◆ DATA ENTRIES:
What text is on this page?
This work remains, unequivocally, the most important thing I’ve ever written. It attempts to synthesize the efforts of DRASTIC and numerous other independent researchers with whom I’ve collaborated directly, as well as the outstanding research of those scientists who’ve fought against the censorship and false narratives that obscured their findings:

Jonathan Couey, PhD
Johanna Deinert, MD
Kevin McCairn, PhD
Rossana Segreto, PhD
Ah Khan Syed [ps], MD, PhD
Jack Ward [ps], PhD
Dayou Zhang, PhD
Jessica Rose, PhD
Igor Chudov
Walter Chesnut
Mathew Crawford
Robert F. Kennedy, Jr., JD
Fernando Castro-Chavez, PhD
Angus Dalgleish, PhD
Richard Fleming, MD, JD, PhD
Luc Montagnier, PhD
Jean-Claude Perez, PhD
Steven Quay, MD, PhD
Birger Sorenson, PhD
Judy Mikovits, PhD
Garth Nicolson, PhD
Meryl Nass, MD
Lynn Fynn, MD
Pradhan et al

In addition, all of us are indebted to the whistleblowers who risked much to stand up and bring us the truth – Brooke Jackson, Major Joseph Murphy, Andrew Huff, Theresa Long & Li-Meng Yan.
==
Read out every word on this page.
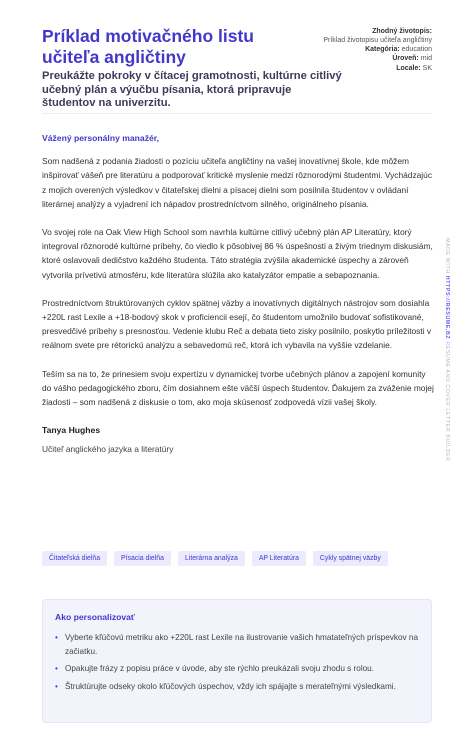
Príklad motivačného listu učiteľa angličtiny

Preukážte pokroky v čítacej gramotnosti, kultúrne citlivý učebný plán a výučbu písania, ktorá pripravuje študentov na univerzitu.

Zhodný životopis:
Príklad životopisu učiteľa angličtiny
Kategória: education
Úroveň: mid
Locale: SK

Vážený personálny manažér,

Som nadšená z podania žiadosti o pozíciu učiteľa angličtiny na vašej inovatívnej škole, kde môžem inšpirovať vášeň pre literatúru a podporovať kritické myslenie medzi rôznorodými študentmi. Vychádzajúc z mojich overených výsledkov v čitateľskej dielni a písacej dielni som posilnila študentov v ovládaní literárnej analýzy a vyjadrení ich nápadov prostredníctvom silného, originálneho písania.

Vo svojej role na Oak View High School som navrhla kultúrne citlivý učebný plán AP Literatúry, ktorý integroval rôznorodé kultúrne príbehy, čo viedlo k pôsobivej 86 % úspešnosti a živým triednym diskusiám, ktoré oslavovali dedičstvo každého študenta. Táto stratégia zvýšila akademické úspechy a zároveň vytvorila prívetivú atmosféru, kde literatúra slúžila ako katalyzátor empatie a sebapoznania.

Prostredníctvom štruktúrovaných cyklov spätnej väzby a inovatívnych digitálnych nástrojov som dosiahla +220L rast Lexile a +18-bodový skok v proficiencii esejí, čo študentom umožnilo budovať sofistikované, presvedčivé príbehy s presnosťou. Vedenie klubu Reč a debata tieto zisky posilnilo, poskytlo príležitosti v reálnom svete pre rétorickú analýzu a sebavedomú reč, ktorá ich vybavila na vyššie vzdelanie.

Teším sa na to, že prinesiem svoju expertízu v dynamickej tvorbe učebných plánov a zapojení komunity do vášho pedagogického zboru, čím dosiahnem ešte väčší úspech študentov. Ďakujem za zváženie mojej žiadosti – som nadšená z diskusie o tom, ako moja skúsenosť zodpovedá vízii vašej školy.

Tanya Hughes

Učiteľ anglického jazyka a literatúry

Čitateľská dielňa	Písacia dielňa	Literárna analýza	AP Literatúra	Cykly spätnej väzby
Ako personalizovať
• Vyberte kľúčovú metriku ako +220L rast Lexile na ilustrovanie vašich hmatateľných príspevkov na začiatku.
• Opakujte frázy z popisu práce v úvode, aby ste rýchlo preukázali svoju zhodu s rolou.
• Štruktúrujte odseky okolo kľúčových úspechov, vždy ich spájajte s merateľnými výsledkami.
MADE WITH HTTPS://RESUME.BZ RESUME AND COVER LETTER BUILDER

◆ WHAT TO PRODUCE: Scan the data for the word "Lexile" and copy every line where it shows up.

◆ OUTPUT FOR THIS TASK:
Prostredníctvom štruktúrovaných cyklov spätnej väzby a inovatívnych digitálnych nástrojov som dosiahla +220L rast Lexile a +18-bodový skok v proficiencii esejí, čo študentom umožnilo budovať sofistikované, presvedčivé príbehy s presnosťou. Vedenie klubu Reč a debata tieto zisky posilnilo, poskytlo príležitosti v reálnom svete pre rétorickú analýzu a sebavedomú reč, ktorá ich vybavila na vyššie vzdelanie.
• Vyberte kľúčovú metriku ako +220L rast Lexile na ilustrovanie vašich hmatateľných príspevkov na začiatku.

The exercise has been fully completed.